"""

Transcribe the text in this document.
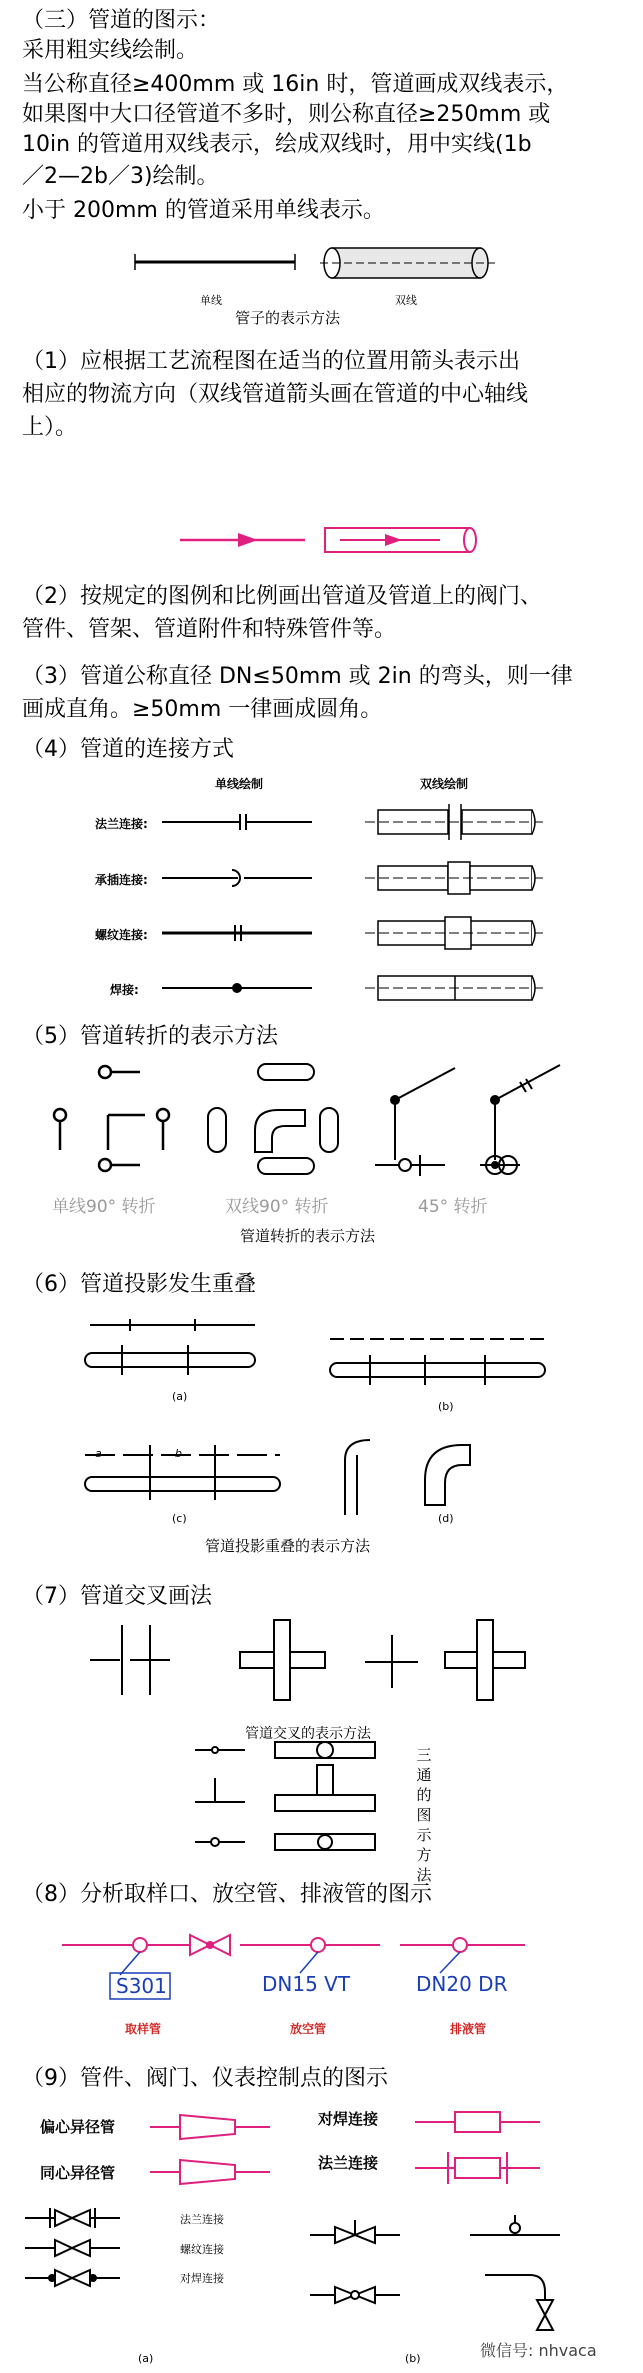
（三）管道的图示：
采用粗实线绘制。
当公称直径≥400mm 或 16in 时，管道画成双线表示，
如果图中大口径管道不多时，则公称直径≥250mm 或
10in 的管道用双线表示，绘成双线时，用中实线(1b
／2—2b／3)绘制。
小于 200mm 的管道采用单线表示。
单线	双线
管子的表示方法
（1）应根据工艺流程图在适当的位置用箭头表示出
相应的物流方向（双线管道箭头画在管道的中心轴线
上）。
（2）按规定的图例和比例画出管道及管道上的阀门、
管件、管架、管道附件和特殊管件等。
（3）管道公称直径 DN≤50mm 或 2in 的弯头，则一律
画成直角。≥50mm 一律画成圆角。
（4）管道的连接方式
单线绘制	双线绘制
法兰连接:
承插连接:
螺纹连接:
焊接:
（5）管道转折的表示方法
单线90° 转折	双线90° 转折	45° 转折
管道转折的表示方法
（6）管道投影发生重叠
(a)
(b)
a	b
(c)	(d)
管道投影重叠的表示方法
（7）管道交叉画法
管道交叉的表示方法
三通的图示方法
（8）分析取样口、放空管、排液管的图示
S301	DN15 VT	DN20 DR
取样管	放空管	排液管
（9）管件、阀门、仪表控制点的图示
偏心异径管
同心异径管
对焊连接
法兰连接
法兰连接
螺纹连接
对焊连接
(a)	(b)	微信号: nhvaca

"""

* _Task objective_
Each record should be quoted exactly, with the images omitted.

* _Response to the exercise_
Transcribe the text in this document.
（三）管道的图示：
采用粗实线绘制。
当公称直径≥400mm 或 16in 时，管道画成双线表示，
如果图中大口径管道不多时，则公称直径≥250mm 或
10in 的管道用双线表示，绘成双线时，用中实线(1b
／2—2b／3)绘制。
小于 200mm 的管道采用单线表示。
单线	双线
管子的表示方法
（1）应根据工艺流程图在适当的位置用箭头表示出
相应的物流方向（双线管道箭头画在管道的中心轴线
上）。
（2）按规定的图例和比例画出管道及管道上的阀门、
管件、管架、管道附件和特殊管件等。
（3）管道公称直径 DN≤50mm 或 2in 的弯头，则一律
画成直角。≥50mm 一律画成圆角。
（4）管道的连接方式
单线绘制	双线绘制
法兰连接:
承插连接:
螺纹连接:
焊接:
（5）管道转折的表示方法
单线90° 转折	双线90° 转折	45° 转折
管道转折的表示方法
（6）管道投影发生重叠
(a)
(b)
a	b
(c)	(d)
管道投影重叠的表示方法
（7）管道交叉画法
管道交叉的表示方法
三通的图示方法
（8）分析取样口、放空管、排液管的图示
S301	DN15 VT	DN20 DR
取样管	放空管	排液管
（9）管件、阀门、仪表控制点的图示
偏心异径管
同心异径管
对焊连接
法兰连接
法兰连接
螺纹连接
对焊连接
(a)	(b)	微信号: nhvaca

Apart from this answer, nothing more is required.